REQUEST — Reproduce the records below in full and word for word, excluding pictures.

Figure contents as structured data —
• • • •
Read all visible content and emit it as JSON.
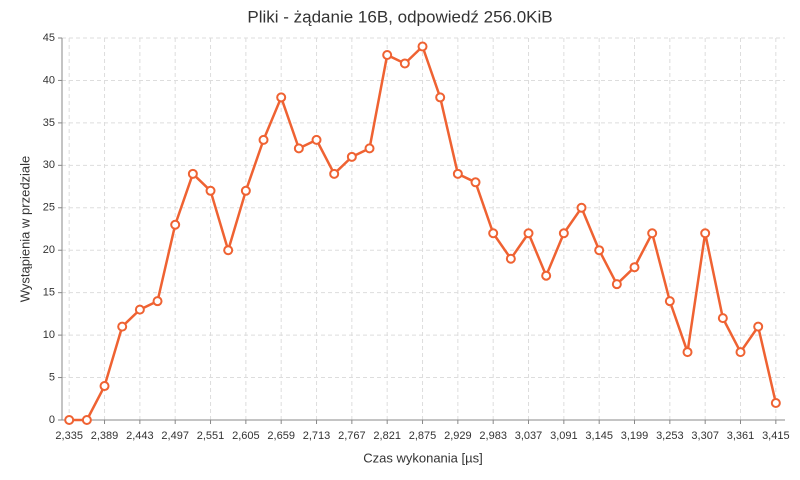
{
  "chart_data": {
    "type": "line",
    "title": "Pliki - żądanie 16B, odpowiedź 256.0KiB",
    "xlabel": "Czas wykonania [µs]",
    "ylabel": "Wystąpienia w przedziale",
    "x": [
      2335,
      2362,
      2389,
      2416,
      2443,
      2470,
      2497,
      2524,
      2551,
      2578,
      2605,
      2632,
      2659,
      2686,
      2713,
      2740,
      2767,
      2794,
      2821,
      2848,
      2875,
      2902,
      2929,
      2956,
      2983,
      3010,
      3037,
      3064,
      3091,
      3118,
      3145,
      3172,
      3199,
      3226,
      3253,
      3280,
      3307,
      3334,
      3361,
      3388,
      3415
    ],
    "values": [
      0,
      0,
      4,
      11,
      13,
      14,
      23,
      29,
      27,
      20,
      27,
      33,
      38,
      32,
      33,
      29,
      31,
      32,
      43,
      42,
      44,
      38,
      29,
      28,
      22,
      19,
      22,
      17,
      22,
      25,
      20,
      16,
      18,
      22,
      14,
      8,
      22,
      12,
      8,
      11,
      2
    ],
    "color": "#ef6232",
    "xlim": [
      2324,
      3429
    ],
    "xticks": [
      {
        "value": 2335,
        "label": "2,335"
      },
      {
        "value": 2389,
        "label": "2,389"
      },
      {
        "value": 2443,
        "label": "2,443"
      },
      {
        "value": 2497,
        "label": "2,497"
      },
      {
        "value": 2551,
        "label": "2,551"
      },
      {
        "value": 2605,
        "label": "2,605"
      },
      {
        "value": 2659,
        "label": "2,659"
      },
      {
        "value": 2713,
        "label": "2,713"
      },
      {
        "value": 2767,
        "label": "2,767"
      },
      {
        "value": 2821,
        "label": "2,821"
      },
      {
        "value": 2875,
        "label": "2,875"
      },
      {
        "value": 2929,
        "label": "2,929"
      },
      {
        "value": 2983,
        "label": "2,983"
      },
      {
        "value": 3037,
        "label": "3,037"
      },
      {
        "value": 3091,
        "label": "3,091"
      },
      {
        "value": 3145,
        "label": "3,145"
      },
      {
        "value": 3199,
        "label": "3,199"
      },
      {
        "value": 3253,
        "label": "3,253"
      },
      {
        "value": 3307,
        "label": "3,307"
      },
      {
        "value": 3361,
        "label": "3,361"
      },
      {
        "value": 3415,
        "label": "3,415"
      }
    ],
    "ylim": [
      0,
      45
    ],
    "yticks": [
      0,
      5,
      10,
      15,
      20,
      25,
      30,
      35,
      40,
      45
    ],
    "grid": true
  }
}
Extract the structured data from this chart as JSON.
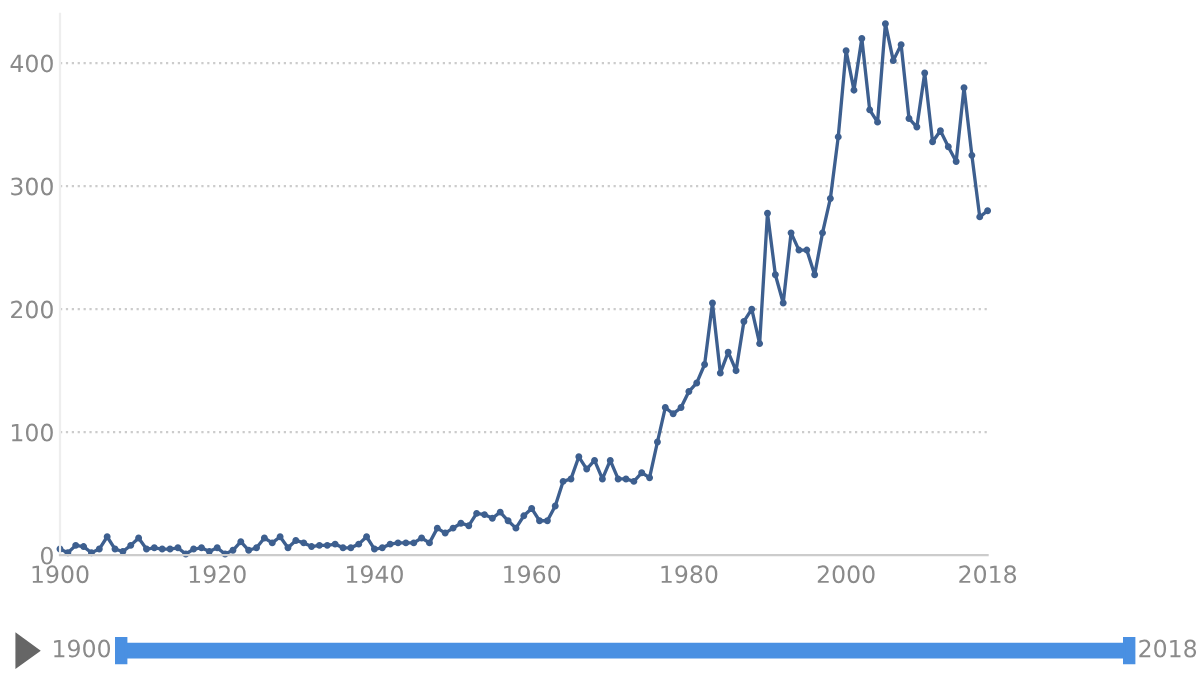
{
  "chart_data": {
    "type": "line",
    "x": [
      1900,
      1901,
      1902,
      1903,
      1904,
      1905,
      1906,
      1907,
      1908,
      1909,
      1910,
      1911,
      1912,
      1913,
      1914,
      1915,
      1916,
      1917,
      1918,
      1919,
      1920,
      1921,
      1922,
      1923,
      1924,
      1925,
      1926,
      1927,
      1928,
      1929,
      1930,
      1931,
      1932,
      1933,
      1934,
      1935,
      1936,
      1937,
      1938,
      1939,
      1940,
      1941,
      1942,
      1943,
      1944,
      1945,
      1946,
      1947,
      1948,
      1949,
      1950,
      1951,
      1952,
      1953,
      1954,
      1955,
      1956,
      1957,
      1958,
      1959,
      1960,
      1961,
      1962,
      1963,
      1964,
      1965,
      1966,
      1967,
      1968,
      1969,
      1970,
      1971,
      1972,
      1973,
      1974,
      1975,
      1976,
      1977,
      1978,
      1979,
      1980,
      1981,
      1982,
      1983,
      1984,
      1985,
      1986,
      1987,
      1988,
      1989,
      1990,
      1991,
      1992,
      1993,
      1994,
      1995,
      1996,
      1997,
      1998,
      1999,
      2000,
      2001,
      2002,
      2003,
      2004,
      2005,
      2006,
      2007,
      2008,
      2009,
      2010,
      2011,
      2012,
      2013,
      2014,
      2015,
      2016,
      2017,
      2018
    ],
    "series": [
      {
        "color": "#3d5f8f",
        "values": [
          5,
          2,
          8,
          7,
          2,
          5,
          15,
          5,
          3,
          8,
          14,
          5,
          6,
          5,
          5,
          6,
          1,
          5,
          6,
          3,
          6,
          1,
          4,
          11,
          4,
          6,
          14,
          10,
          15,
          6,
          12,
          10,
          7,
          8,
          8,
          9,
          6,
          6,
          9,
          15,
          5,
          6,
          9,
          10,
          10,
          10,
          14,
          10,
          22,
          18,
          22,
          26,
          24,
          34,
          33,
          30,
          35,
          28,
          22,
          32,
          38,
          28,
          28,
          40,
          60,
          62,
          80,
          70,
          77,
          62,
          77,
          62,
          62,
          60,
          67,
          63,
          92,
          120,
          115,
          120,
          133,
          140,
          155,
          205,
          148,
          165,
          150,
          190,
          200,
          172,
          278,
          228,
          205,
          262,
          248,
          248,
          228,
          262,
          290,
          340,
          410,
          378,
          420,
          362,
          352,
          432,
          402,
          415,
          355,
          348,
          392,
          336,
          345,
          332,
          320,
          380,
          325,
          275,
          280
        ]
      }
    ],
    "xlim": [
      1900,
      2018
    ],
    "xticks": [
      1900,
      1920,
      1940,
      1960,
      1980,
      2000,
      2018
    ],
    "ylim": [
      0,
      440
    ],
    "yticks": [
      0,
      100,
      200,
      300,
      400
    ],
    "grid": "y",
    "marker": "circle",
    "line_style": "solid",
    "legend": false,
    "annotations": [
      "1900",
      "2018"
    ]
  }
}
• • • •
WRITTEN SOLUTION —
Read all visible content and emit it as JSON.
{
  "chart_data": {
    "type": "line",
    "title": "Pliki - żądanie 16B, odpowiedź 256.0KiB",
    "xlabel": "Czas wykonania [µs]",
    "ylabel": "Wystąpienia w przedziale",
    "x": [
      2335,
      2362,
      2389,
      2416,
      2443,
      2470,
      2497,
      2524,
      2551,
      2578,
      2605,
      2632,
      2659,
      2686,
      2713,
      2740,
      2767,
      2794,
      2821,
      2848,
      2875,
      2902,
      2929,
      2956,
      2983,
      3010,
      3037,
      3064,
      3091,
      3118,
      3145,
      3172,
      3199,
      3226,
      3253,
      3280,
      3307,
      3334,
      3361,
      3388,
      3415
    ],
    "values": [
      0,
      0,
      4,
      11,
      13,
      14,
      23,
      29,
      27,
      20,
      27,
      33,
      38,
      32,
      33,
      29,
      31,
      32,
      43,
      42,
      44,
      38,
      29,
      28,
      22,
      19,
      22,
      17,
      22,
      25,
      20,
      16,
      18,
      22,
      14,
      8,
      22,
      12,
      8,
      11,
      2
    ],
    "color": "#ef6232",
    "xlim": [
      2324,
      3429
    ],
    "xticks": [
      {
        "value": 2335,
        "label": "2,335"
      },
      {
        "value": 2389,
        "label": "2,389"
      },
      {
        "value": 2443,
        "label": "2,443"
      },
      {
        "value": 2497,
        "label": "2,497"
      },
      {
        "value": 2551,
        "label": "2,551"
      },
      {
        "value": 2605,
        "label": "2,605"
      },
      {
        "value": 2659,
        "label": "2,659"
      },
      {
        "value": 2713,
        "label": "2,713"
      },
      {
        "value": 2767,
        "label": "2,767"
      },
      {
        "value": 2821,
        "label": "2,821"
      },
      {
        "value": 2875,
        "label": "2,875"
      },
      {
        "value": 2929,
        "label": "2,929"
      },
      {
        "value": 2983,
        "label": "2,983"
      },
      {
        "value": 3037,
        "label": "3,037"
      },
      {
        "value": 3091,
        "label": "3,091"
      },
      {
        "value": 3145,
        "label": "3,145"
      },
      {
        "value": 3199,
        "label": "3,199"
      },
      {
        "value": 3253,
        "label": "3,253"
      },
      {
        "value": 3307,
        "label": "3,307"
      },
      {
        "value": 3361,
        "label": "3,361"
      },
      {
        "value": 3415,
        "label": "3,415"
      }
    ],
    "ylim": [
      0,
      45
    ],
    "yticks": [
      0,
      5,
      10,
      15,
      20,
      25,
      30,
      35,
      40,
      45
    ],
    "grid": true
  }
}
Extract the structured data from this chart as JSON.
{
  "chart_data": {
    "type": "line",
    "x": [
      1900,
      1901,
      1902,
      1903,
      1904,
      1905,
      1906,
      1907,
      1908,
      1909,
      1910,
      1911,
      1912,
      1913,
      1914,
      1915,
      1916,
      1917,
      1918,
      1919,
      1920,
      1921,
      1922,
      1923,
      1924,
      1925,
      1926,
      1927,
      1928,
      1929,
      1930,
      1931,
      1932,
      1933,
      1934,
      1935,
      1936,
      1937,
      1938,
      1939,
      1940,
      1941,
      1942,
      1943,
      1944,
      1945,
      1946,
      1947,
      1948,
      1949,
      1950,
      1951,
      1952,
      1953,
      1954,
      1955,
      1956,
      1957,
      1958,
      1959,
      1960,
      1961,
      1962,
      1963,
      1964,
      1965,
      1966,
      1967,
      1968,
      1969,
      1970,
      1971,
      1972,
      1973,
      1974,
      1975,
      1976,
      1977,
      1978,
      1979,
      1980,
      1981,
      1982,
      1983,
      1984,
      1985,
      1986,
      1987,
      1988,
      1989,
      1990,
      1991,
      1992,
      1993,
      1994,
      1995,
      1996,
      1997,
      1998,
      1999,
      2000,
      2001,
      2002,
      2003,
      2004,
      2005,
      2006,
      2007,
      2008,
      2009,
      2010,
      2011,
      2012,
      2013,
      2014,
      2015,
      2016,
      2017,
      2018
    ],
    "series": [
      {
        "color": "#3d5f8f",
        "values": [
          5,
          2,
          8,
          7,
          2,
          5,
          15,
          5,
          3,
          8,
          14,
          5,
          6,
          5,
          5,
          6,
          1,
          5,
          6,
          3,
          6,
          1,
          4,
          11,
          4,
          6,
          14,
          10,
          15,
          6,
          12,
          10,
          7,
          8,
          8,
          9,
          6,
          6,
          9,
          15,
          5,
          6,
          9,
          10,
          10,
          10,
          14,
          10,
          22,
          18,
          22,
          26,
          24,
          34,
          33,
          30,
          35,
          28,
          22,
          32,
          38,
          28,
          28,
          40,
          60,
          62,
          80,
          70,
          77,
          62,
          77,
          62,
          62,
          60,
          67,
          63,
          92,
          120,
          115,
          120,
          133,
          140,
          155,
          205,
          148,
          165,
          150,
          190,
          200,
          172,
          278,
          228,
          205,
          262,
          248,
          248,
          228,
          262,
          290,
          340,
          410,
          378,
          420,
          362,
          352,
          432,
          402,
          415,
          355,
          348,
          392,
          336,
          345,
          332,
          320,
          380,
          325,
          275,
          280
        ]
      }
    ],
    "xlim": [
      1900,
      2018
    ],
    "xticks": [
      1900,
      1920,
      1940,
      1960,
      1980,
      2000,
      2018
    ],
    "ylim": [
      0,
      440
    ],
    "yticks": [
      0,
      100,
      200,
      300,
      400
    ],
    "grid": "y",
    "marker": "circle",
    "line_style": "solid",
    "legend": false,
    "annotations": [
      "1900",
      "2018"
    ]
  }
}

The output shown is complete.